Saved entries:
▶

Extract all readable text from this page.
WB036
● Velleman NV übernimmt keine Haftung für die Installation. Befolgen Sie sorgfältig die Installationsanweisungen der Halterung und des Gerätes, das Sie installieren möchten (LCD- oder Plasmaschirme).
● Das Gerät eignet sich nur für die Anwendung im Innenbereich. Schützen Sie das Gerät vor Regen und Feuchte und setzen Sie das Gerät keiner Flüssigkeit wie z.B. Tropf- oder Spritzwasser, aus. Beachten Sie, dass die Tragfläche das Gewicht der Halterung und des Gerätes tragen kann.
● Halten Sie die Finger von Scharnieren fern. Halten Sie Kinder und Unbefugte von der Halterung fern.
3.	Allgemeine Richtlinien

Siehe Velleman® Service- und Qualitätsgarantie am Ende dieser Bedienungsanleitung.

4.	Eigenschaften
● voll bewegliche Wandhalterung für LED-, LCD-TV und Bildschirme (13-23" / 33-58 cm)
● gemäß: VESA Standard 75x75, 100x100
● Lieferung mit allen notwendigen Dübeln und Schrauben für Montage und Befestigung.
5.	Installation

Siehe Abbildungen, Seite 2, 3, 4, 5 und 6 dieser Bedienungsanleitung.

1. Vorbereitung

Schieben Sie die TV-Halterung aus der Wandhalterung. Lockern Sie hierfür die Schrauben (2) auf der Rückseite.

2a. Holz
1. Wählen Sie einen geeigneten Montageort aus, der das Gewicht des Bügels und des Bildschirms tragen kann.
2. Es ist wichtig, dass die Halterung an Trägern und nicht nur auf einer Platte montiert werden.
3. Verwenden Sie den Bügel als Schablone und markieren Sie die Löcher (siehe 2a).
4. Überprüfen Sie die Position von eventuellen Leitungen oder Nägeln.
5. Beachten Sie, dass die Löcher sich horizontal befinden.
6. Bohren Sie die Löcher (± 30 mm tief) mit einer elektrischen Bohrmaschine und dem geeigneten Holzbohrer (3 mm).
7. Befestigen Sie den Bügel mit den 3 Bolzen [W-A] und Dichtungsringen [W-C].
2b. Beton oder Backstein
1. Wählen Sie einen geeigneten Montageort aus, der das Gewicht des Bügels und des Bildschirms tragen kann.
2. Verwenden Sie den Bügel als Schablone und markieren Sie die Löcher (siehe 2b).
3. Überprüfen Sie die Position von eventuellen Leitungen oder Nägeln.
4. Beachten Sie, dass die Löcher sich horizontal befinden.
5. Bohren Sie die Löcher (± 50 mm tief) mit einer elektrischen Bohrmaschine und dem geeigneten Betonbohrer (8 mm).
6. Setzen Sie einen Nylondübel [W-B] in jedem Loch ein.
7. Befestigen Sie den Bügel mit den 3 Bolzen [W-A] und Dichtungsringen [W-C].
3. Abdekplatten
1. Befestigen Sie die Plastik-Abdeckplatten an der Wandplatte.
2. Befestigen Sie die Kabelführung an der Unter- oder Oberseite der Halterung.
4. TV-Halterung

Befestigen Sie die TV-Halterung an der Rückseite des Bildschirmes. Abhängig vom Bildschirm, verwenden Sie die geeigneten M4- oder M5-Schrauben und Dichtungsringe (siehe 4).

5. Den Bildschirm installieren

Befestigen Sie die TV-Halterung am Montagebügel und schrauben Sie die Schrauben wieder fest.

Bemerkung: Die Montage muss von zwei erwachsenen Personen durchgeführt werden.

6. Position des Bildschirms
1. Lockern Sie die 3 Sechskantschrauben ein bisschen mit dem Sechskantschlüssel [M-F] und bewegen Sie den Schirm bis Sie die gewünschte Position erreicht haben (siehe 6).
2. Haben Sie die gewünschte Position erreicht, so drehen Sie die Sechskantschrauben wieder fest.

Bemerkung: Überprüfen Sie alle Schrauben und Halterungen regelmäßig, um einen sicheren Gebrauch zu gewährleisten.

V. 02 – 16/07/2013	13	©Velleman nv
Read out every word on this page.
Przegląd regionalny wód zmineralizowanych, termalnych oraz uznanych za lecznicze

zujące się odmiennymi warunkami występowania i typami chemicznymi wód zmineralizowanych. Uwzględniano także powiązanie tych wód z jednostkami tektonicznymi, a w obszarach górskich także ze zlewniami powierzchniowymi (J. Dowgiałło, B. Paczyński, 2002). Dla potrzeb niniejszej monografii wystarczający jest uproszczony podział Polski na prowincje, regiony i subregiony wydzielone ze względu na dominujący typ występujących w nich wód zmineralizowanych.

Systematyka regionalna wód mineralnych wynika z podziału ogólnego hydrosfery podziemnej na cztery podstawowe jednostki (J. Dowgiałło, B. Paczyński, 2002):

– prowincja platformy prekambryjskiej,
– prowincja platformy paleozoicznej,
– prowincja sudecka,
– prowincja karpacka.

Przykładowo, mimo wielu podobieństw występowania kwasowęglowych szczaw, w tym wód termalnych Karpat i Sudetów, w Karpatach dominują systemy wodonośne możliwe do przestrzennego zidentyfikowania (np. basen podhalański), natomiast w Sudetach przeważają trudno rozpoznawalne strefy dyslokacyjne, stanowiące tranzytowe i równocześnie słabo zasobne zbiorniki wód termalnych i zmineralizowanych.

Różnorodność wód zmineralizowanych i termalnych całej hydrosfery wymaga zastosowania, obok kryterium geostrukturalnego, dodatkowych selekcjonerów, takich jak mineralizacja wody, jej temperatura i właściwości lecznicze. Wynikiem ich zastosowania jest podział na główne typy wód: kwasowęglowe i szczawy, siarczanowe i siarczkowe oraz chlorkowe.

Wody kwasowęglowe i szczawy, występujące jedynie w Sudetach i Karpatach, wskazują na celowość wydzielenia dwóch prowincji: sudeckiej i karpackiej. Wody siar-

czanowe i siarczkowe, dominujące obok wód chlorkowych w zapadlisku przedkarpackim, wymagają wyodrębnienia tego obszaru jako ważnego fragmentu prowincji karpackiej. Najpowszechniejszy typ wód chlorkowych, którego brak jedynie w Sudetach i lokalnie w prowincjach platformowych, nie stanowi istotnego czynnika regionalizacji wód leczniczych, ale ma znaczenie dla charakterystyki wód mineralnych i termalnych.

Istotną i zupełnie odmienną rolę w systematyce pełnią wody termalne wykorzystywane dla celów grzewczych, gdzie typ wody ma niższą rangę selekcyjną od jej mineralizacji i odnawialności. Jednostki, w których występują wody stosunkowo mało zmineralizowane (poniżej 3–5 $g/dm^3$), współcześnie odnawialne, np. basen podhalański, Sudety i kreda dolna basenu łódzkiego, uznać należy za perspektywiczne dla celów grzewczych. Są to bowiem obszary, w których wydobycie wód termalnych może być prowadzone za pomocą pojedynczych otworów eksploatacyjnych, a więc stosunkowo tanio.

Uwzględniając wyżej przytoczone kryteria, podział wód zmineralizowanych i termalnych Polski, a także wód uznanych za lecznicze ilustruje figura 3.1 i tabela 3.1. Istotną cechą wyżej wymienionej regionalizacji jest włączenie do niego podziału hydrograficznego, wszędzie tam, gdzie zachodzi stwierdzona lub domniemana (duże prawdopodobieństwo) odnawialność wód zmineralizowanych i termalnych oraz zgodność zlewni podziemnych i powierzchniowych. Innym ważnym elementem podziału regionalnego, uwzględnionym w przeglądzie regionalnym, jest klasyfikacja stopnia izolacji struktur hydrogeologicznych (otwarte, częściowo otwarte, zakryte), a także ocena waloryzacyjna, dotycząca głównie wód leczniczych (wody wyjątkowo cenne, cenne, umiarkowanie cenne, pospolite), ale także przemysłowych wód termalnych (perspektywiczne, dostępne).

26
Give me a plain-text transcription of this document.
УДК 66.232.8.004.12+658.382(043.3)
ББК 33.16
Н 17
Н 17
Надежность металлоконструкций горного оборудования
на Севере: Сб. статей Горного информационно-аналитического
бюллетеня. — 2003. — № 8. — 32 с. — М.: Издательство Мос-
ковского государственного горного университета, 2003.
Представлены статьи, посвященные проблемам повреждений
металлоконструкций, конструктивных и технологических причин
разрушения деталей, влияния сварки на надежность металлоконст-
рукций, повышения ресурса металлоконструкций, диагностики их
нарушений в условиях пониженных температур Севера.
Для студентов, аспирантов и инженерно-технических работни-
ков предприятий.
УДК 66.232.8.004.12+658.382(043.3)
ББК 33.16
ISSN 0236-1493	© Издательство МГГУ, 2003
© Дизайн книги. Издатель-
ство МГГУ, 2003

◀

_Exercise_
Look through the records and gather every line containing "Bohrmaschine".

_Exercise response_
6. Bohren Sie die Löcher (± 30 mm tief) mit einer elektrischen Bohrmaschine und dem geeigneten Holzbohrer (3 mm).
5. Bohren Sie die Löcher (± 50 mm tief) mit einer elektrischen Bohrmaschine und dem geeigneten Betonbohrer (8 mm).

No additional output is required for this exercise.